**What needs to be done**
Locate "OCR this image." in the listing below, then output the line holding it and every line after it, exactly and with nothing else.
*** Given data ***
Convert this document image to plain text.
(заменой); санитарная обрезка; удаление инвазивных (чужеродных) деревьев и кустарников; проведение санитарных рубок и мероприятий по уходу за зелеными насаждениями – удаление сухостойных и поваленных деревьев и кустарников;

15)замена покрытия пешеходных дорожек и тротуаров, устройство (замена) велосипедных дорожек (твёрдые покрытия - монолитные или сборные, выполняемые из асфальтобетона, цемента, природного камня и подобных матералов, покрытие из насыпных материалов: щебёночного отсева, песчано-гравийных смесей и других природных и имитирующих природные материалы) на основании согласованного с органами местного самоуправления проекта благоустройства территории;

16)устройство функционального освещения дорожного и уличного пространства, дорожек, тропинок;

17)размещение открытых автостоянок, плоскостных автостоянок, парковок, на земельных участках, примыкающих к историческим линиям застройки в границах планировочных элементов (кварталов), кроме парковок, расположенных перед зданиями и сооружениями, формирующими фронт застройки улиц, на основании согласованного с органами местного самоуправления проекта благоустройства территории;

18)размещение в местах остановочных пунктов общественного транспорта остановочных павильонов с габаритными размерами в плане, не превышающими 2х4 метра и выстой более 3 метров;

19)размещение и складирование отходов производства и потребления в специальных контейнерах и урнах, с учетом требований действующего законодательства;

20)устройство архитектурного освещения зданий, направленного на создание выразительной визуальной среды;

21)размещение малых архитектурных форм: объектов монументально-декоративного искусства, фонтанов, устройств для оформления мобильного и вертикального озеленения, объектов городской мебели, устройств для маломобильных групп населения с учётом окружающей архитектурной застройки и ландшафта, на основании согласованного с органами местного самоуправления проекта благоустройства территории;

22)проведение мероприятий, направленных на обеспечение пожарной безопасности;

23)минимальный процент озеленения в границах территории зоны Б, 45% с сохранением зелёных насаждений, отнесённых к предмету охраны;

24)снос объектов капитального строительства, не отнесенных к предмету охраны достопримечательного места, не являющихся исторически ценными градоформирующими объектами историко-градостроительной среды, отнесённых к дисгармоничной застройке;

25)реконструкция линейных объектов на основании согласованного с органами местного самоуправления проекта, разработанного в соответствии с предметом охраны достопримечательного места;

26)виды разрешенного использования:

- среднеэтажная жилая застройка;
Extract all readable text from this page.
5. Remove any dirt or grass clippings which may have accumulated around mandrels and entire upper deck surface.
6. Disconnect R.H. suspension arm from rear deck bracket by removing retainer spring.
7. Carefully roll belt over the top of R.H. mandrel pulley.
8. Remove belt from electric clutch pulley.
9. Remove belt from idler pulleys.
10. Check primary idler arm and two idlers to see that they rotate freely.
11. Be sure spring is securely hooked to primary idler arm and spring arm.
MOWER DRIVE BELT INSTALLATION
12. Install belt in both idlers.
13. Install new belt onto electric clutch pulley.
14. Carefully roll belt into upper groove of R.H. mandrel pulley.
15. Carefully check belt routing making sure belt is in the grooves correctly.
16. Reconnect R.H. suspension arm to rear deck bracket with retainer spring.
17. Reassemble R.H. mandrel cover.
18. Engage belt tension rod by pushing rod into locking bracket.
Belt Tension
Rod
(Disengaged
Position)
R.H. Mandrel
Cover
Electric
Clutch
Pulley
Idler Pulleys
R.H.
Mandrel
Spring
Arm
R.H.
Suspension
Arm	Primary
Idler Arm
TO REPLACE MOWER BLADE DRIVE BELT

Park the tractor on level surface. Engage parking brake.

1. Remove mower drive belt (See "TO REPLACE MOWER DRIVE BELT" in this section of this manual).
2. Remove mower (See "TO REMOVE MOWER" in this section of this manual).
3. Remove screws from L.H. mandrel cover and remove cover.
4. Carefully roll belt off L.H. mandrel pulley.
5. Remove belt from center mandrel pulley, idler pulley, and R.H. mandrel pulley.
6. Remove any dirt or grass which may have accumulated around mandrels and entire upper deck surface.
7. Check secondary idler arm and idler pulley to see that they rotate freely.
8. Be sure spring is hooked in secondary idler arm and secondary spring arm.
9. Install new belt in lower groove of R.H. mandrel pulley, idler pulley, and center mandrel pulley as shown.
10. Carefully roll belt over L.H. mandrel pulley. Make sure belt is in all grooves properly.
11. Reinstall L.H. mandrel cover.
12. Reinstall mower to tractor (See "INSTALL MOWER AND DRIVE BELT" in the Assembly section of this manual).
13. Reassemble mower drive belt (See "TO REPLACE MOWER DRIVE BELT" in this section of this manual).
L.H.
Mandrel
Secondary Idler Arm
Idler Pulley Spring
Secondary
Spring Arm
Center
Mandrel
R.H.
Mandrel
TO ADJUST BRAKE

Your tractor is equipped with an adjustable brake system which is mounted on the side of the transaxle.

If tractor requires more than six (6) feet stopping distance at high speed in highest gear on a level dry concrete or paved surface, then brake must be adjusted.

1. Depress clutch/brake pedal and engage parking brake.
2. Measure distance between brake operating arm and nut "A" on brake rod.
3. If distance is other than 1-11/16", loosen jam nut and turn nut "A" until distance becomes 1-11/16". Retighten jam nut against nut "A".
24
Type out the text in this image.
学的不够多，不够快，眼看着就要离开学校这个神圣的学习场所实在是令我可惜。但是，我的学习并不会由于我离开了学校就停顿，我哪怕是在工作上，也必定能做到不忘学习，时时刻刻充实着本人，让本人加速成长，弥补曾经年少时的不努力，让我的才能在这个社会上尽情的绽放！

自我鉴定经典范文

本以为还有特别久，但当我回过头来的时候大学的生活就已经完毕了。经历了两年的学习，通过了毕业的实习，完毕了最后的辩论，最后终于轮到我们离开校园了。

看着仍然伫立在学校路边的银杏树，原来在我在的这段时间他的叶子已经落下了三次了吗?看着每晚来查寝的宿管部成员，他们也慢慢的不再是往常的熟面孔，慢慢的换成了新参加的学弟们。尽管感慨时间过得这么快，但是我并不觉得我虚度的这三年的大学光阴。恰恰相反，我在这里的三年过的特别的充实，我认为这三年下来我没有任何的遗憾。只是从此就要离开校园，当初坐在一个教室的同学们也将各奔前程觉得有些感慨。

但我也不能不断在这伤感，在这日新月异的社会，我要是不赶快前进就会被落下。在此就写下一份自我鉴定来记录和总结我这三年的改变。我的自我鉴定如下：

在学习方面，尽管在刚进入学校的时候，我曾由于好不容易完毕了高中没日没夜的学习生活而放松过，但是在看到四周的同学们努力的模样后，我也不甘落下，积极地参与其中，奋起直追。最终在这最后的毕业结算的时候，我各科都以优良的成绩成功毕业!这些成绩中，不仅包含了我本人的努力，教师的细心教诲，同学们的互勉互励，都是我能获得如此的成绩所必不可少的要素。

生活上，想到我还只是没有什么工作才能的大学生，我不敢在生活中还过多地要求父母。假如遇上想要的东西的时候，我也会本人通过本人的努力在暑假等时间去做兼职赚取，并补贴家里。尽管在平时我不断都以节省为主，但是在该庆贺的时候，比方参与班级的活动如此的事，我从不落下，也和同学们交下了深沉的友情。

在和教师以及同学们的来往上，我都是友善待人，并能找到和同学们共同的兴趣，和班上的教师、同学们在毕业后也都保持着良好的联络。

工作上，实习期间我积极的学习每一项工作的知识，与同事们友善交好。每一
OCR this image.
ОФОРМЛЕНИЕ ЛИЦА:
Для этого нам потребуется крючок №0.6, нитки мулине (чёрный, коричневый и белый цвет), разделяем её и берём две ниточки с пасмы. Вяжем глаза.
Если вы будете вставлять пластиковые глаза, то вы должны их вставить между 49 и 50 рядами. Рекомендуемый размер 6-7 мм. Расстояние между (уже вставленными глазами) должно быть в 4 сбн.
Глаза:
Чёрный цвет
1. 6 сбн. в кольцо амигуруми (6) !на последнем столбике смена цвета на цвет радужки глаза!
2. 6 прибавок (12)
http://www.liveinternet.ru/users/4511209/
***
**Exercise solution**
OCR this image.
ОФОРМЛЕНИЕ ЛИЦА:
Для этого нам потребуется крючок №0.6, нитки мулине (чёрный, коричневый и белый цвет), разделяем её и берём две ниточки с пасмы. Вяжем глаза.
Если вы будете вставлять пластиковые глаза, то вы должны их вставить между 49 и 50 рядами. Рекомендуемый размер 6-7 мм. Расстояние между (уже вставленными глазами) должно быть в 4 сбн.
Глаза:
Чёрный цвет
1. 6 сбн. в кольцо амигуруми (6) !на последнем столбике смена цвета на цвет радужки глаза!
2. 6 прибавок (12)
http://www.liveinternet.ru/users/4511209/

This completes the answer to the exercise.